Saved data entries
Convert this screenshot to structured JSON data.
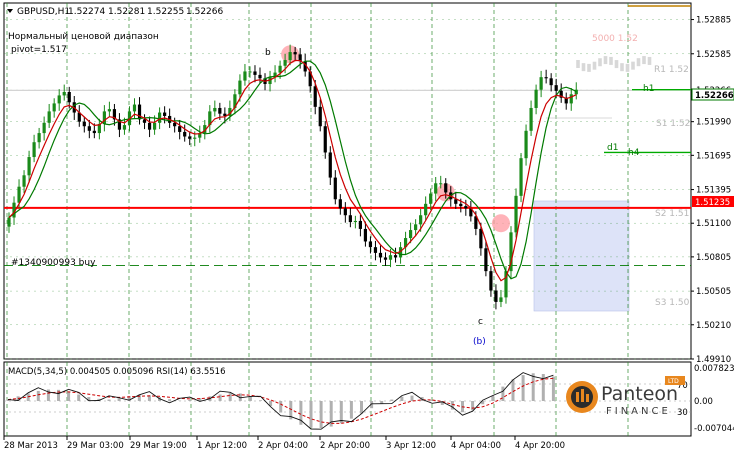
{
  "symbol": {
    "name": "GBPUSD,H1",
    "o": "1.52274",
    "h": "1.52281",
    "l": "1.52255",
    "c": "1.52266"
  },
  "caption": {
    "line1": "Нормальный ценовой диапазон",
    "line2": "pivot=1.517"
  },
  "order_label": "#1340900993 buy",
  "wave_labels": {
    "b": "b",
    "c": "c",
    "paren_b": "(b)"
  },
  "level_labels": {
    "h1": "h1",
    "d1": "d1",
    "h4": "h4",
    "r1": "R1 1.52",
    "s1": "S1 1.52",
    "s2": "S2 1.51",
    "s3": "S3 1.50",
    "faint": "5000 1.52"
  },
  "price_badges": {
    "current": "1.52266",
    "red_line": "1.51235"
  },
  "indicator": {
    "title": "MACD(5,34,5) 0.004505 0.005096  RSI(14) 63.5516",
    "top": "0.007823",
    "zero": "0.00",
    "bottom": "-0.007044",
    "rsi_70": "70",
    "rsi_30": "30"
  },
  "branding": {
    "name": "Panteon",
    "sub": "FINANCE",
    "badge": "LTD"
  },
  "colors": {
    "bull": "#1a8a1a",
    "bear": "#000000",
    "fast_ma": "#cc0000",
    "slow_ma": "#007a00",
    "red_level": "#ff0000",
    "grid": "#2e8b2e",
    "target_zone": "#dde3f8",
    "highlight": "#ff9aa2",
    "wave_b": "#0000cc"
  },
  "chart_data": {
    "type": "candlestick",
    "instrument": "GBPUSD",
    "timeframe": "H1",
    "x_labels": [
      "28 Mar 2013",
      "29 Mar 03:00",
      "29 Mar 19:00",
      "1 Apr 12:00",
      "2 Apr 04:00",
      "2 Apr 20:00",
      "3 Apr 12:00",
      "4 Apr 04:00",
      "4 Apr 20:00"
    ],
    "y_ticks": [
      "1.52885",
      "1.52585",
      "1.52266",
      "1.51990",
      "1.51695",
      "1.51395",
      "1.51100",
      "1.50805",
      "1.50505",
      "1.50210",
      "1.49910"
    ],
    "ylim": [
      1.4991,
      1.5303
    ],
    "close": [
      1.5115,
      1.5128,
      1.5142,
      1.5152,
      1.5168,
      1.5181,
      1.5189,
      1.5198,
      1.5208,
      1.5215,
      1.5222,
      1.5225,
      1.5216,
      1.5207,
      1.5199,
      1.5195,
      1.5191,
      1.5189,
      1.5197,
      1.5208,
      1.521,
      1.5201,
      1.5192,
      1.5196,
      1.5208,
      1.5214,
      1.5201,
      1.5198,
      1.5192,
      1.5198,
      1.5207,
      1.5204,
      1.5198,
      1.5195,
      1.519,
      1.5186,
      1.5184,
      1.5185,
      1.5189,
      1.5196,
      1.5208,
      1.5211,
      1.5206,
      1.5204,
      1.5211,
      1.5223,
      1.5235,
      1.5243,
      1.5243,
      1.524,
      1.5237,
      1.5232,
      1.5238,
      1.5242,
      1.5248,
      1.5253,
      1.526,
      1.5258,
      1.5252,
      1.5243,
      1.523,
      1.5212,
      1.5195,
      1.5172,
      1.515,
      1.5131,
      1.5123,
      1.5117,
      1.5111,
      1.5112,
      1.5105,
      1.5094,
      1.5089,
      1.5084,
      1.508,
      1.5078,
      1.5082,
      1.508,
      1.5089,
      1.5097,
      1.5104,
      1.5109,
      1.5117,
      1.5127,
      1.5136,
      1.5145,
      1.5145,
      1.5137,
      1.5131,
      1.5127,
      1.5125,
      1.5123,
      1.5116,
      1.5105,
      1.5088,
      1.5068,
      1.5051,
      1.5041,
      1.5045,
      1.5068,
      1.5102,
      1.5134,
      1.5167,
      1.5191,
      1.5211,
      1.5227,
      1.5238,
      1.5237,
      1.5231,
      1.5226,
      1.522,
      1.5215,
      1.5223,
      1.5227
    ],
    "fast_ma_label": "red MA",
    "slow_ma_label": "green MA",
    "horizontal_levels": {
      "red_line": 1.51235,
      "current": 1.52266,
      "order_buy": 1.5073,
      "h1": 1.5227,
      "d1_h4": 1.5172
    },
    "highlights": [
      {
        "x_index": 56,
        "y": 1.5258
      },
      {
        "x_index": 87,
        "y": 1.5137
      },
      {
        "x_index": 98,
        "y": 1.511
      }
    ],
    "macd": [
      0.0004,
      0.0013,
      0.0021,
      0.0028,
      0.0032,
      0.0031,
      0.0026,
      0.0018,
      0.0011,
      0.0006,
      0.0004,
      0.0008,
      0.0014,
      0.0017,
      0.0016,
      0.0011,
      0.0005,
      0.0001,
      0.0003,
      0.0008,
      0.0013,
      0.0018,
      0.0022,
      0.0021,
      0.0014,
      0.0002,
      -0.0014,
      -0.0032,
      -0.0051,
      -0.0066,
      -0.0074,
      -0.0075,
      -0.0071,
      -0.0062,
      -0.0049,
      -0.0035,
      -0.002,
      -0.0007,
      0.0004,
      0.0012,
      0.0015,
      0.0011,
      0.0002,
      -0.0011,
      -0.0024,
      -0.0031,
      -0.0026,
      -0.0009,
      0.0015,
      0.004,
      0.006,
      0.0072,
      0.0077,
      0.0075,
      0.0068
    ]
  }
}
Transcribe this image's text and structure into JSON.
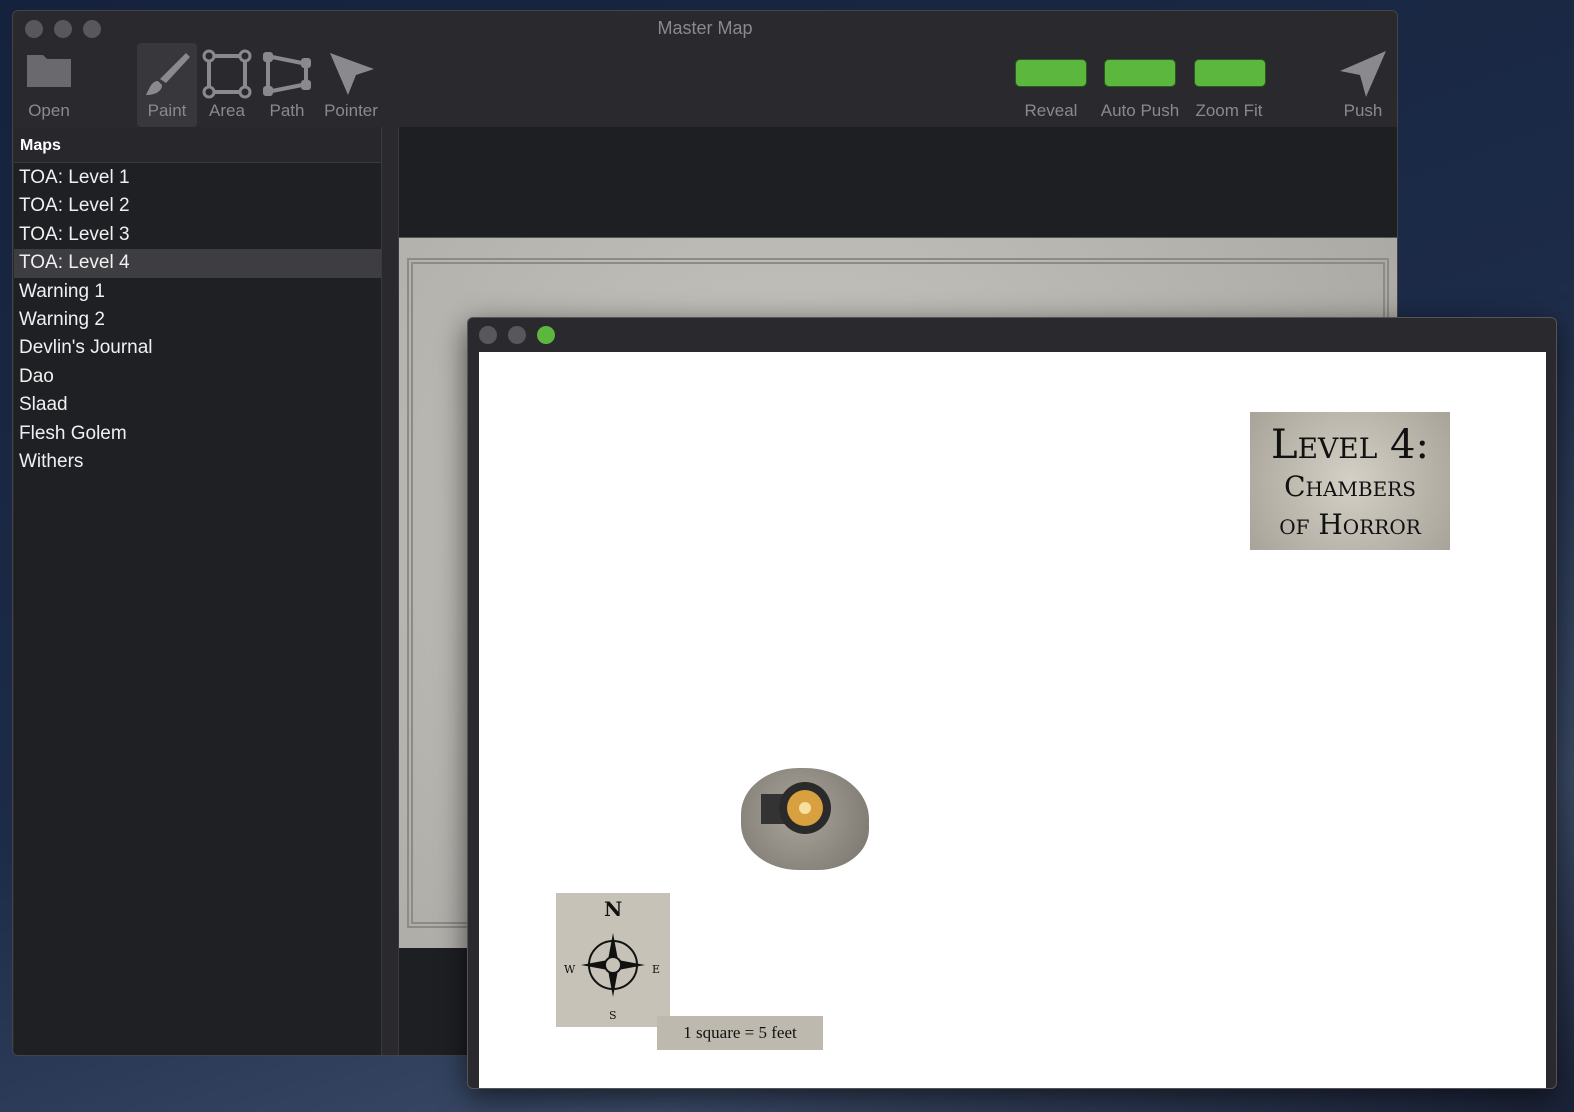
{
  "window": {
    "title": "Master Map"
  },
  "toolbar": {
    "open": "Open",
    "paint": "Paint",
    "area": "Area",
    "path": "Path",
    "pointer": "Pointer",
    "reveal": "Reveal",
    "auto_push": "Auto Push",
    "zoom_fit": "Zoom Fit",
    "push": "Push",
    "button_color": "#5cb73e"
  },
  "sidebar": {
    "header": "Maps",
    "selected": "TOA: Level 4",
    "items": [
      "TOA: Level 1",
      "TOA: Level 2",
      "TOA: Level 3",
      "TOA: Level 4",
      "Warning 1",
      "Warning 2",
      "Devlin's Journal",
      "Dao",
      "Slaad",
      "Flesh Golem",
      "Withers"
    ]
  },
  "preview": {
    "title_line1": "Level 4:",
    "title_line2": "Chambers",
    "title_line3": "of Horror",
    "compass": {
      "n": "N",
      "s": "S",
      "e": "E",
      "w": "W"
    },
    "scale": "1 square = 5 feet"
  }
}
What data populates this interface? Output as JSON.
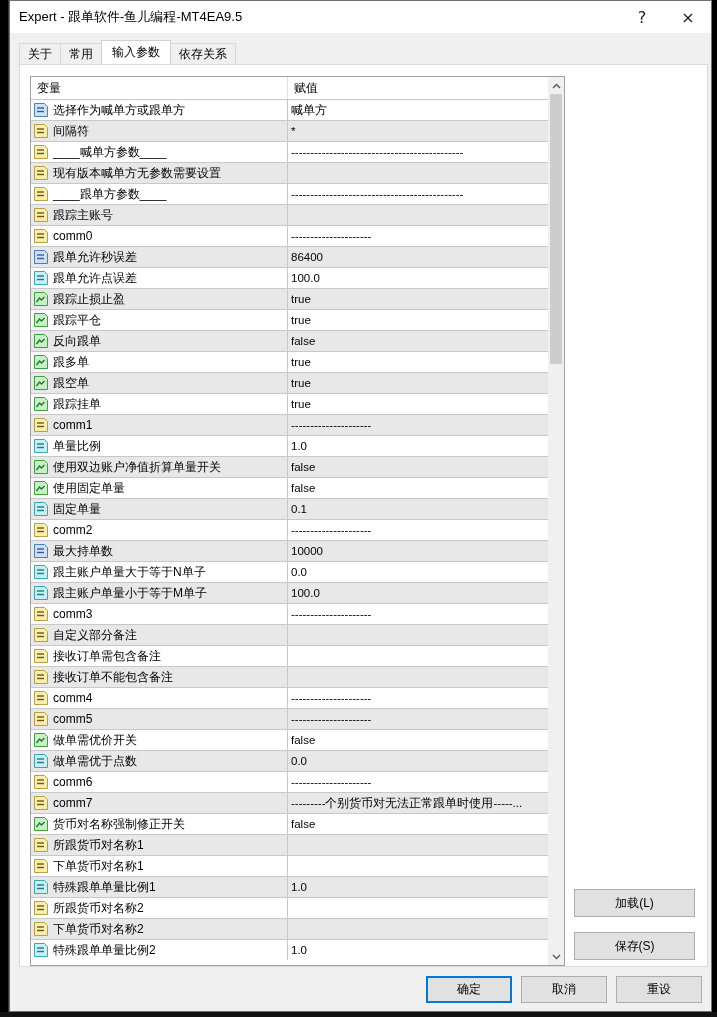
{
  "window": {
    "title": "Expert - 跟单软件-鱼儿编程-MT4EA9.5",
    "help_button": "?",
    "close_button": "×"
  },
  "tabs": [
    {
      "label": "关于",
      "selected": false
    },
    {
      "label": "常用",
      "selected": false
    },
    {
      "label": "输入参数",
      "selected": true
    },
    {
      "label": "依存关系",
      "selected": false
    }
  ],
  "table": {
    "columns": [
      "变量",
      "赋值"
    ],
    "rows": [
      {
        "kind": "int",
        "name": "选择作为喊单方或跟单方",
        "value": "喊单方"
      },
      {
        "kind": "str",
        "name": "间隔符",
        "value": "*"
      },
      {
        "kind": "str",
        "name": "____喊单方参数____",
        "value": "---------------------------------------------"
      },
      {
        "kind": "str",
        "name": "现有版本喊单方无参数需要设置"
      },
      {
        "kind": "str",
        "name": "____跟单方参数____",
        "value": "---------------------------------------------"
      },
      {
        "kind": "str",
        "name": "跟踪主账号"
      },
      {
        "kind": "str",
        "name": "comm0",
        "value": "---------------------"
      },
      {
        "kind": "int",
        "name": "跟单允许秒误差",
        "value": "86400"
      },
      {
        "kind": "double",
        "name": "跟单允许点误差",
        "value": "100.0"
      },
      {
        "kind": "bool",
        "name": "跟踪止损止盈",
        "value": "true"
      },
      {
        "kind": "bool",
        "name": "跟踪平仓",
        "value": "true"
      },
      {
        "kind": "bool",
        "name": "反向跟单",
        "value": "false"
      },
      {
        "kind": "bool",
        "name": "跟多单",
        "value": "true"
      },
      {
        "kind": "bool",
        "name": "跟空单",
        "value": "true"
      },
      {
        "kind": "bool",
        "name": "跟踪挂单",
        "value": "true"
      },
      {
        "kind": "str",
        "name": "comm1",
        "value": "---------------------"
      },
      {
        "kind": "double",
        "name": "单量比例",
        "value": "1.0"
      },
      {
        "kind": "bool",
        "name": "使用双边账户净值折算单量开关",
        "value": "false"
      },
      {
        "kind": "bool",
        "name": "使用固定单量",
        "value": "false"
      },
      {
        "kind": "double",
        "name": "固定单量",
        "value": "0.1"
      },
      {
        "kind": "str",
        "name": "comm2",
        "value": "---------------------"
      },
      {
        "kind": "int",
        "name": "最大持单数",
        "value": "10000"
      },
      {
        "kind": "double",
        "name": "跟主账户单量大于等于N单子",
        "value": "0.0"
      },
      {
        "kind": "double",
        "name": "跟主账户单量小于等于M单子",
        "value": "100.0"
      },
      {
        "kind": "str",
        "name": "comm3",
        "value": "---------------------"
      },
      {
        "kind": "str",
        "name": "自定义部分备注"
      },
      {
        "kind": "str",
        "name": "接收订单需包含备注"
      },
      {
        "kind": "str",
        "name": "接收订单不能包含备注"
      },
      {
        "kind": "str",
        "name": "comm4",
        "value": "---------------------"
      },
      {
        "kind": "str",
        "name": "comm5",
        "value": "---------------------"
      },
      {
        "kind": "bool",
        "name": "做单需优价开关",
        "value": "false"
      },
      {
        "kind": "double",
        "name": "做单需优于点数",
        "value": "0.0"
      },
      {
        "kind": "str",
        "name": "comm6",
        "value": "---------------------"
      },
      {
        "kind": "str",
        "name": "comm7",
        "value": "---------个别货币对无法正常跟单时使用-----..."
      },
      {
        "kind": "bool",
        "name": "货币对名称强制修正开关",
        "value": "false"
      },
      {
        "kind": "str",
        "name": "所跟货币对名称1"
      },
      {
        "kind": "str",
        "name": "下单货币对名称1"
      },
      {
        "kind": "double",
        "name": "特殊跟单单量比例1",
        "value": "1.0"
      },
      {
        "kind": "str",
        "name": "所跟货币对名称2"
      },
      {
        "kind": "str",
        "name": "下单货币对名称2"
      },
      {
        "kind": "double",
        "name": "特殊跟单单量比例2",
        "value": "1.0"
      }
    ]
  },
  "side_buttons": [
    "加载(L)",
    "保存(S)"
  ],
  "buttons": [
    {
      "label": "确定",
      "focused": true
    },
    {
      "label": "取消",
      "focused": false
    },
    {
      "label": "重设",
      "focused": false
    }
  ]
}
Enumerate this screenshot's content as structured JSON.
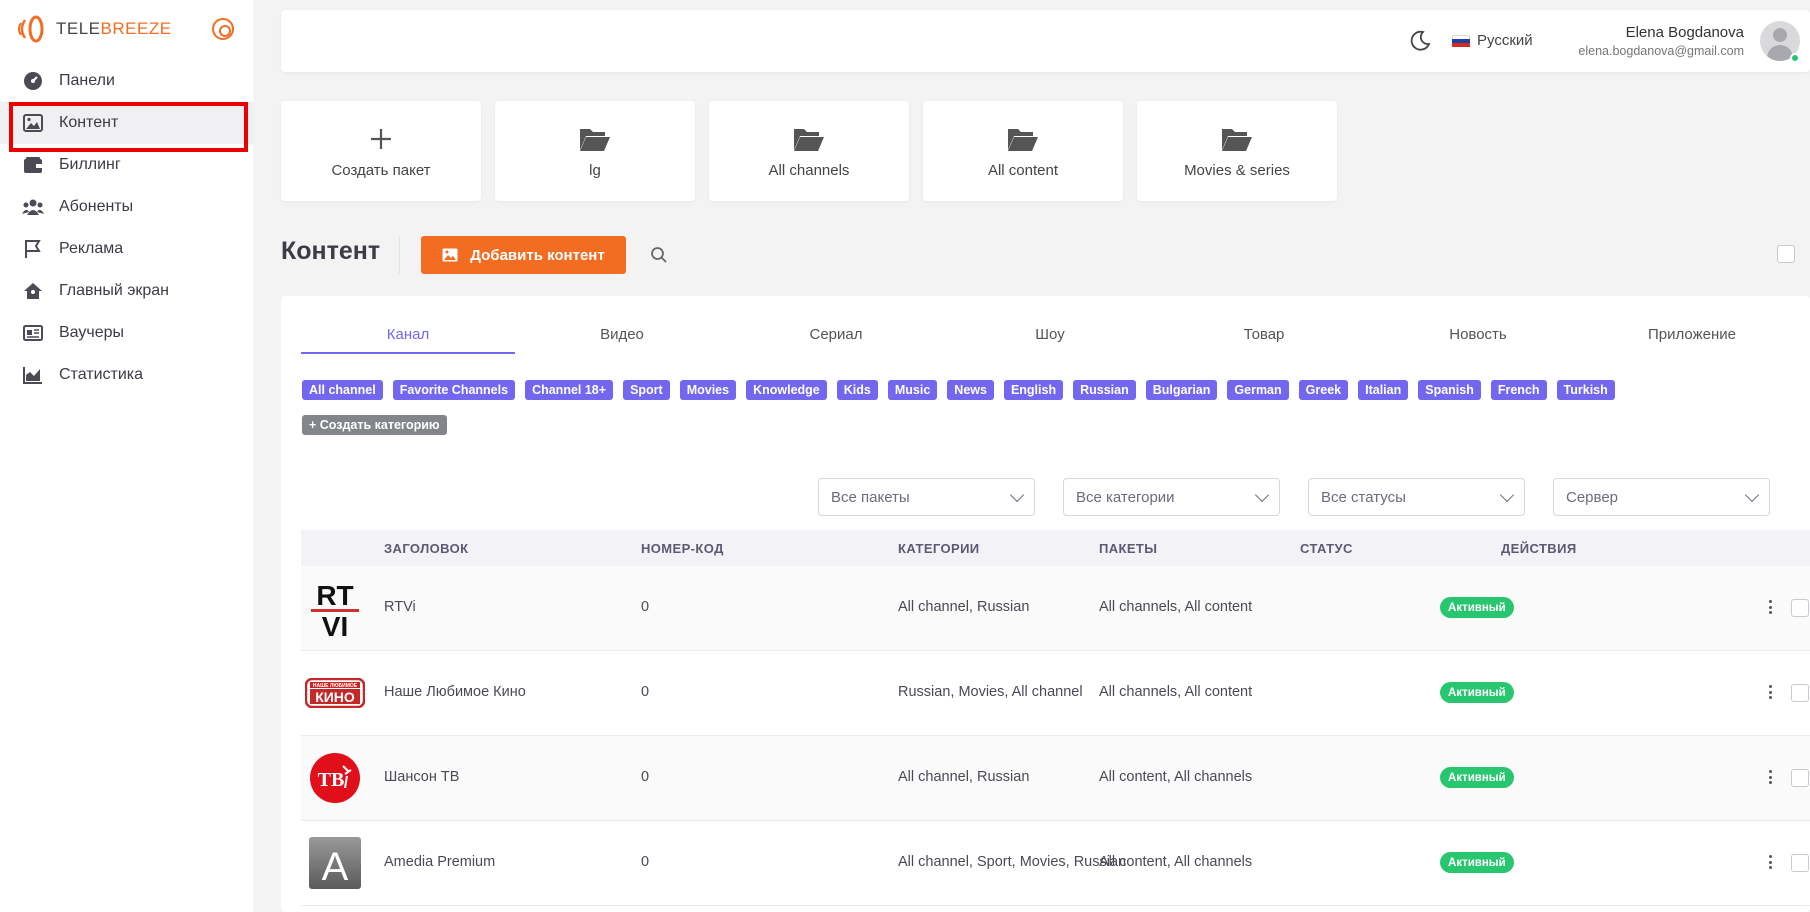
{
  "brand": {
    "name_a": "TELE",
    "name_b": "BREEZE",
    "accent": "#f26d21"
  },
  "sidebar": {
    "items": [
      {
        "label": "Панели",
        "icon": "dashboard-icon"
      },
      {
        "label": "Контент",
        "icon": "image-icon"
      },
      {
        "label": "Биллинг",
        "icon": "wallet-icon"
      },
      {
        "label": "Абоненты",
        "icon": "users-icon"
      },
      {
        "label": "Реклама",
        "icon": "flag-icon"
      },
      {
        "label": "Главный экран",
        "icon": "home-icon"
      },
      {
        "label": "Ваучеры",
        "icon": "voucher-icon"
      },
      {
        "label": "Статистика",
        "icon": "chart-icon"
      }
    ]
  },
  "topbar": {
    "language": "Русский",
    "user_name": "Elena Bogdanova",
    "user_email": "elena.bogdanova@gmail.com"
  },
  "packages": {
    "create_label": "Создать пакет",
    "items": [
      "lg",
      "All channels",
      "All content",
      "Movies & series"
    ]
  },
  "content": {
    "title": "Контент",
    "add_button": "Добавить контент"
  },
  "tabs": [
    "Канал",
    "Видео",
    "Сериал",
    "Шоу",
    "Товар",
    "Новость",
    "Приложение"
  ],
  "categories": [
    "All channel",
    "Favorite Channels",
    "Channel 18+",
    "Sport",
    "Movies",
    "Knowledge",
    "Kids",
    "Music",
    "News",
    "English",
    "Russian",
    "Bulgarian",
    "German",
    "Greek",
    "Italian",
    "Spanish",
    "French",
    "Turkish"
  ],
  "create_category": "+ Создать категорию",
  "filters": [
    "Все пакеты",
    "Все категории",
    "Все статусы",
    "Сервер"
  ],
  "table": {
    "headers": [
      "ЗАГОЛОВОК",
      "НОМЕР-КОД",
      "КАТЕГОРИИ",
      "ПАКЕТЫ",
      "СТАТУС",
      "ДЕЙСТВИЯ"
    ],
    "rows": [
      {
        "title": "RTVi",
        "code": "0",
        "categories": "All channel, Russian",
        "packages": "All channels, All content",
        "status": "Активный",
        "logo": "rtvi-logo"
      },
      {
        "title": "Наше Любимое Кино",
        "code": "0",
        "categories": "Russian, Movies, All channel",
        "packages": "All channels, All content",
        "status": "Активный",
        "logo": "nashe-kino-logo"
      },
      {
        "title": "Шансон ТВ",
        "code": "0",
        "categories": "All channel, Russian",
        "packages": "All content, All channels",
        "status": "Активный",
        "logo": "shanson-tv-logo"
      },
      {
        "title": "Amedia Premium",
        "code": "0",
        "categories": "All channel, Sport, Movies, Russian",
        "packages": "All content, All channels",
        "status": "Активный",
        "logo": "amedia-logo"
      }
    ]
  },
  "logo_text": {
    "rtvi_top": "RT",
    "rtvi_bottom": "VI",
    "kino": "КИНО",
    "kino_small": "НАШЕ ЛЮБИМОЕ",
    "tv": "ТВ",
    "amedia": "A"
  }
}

PROBLEM STATEMENT
Which lines in the listing above hold the word "Russian"? Show each of them.

ANSWER IN FULL
    "Russian",
        "categories": "All channel, Russian",
        "categories": "Russian, Movies, All channel",
        "categories": "All channel, Russian",
        "categories": "All channel, Sport, Movies, Russian",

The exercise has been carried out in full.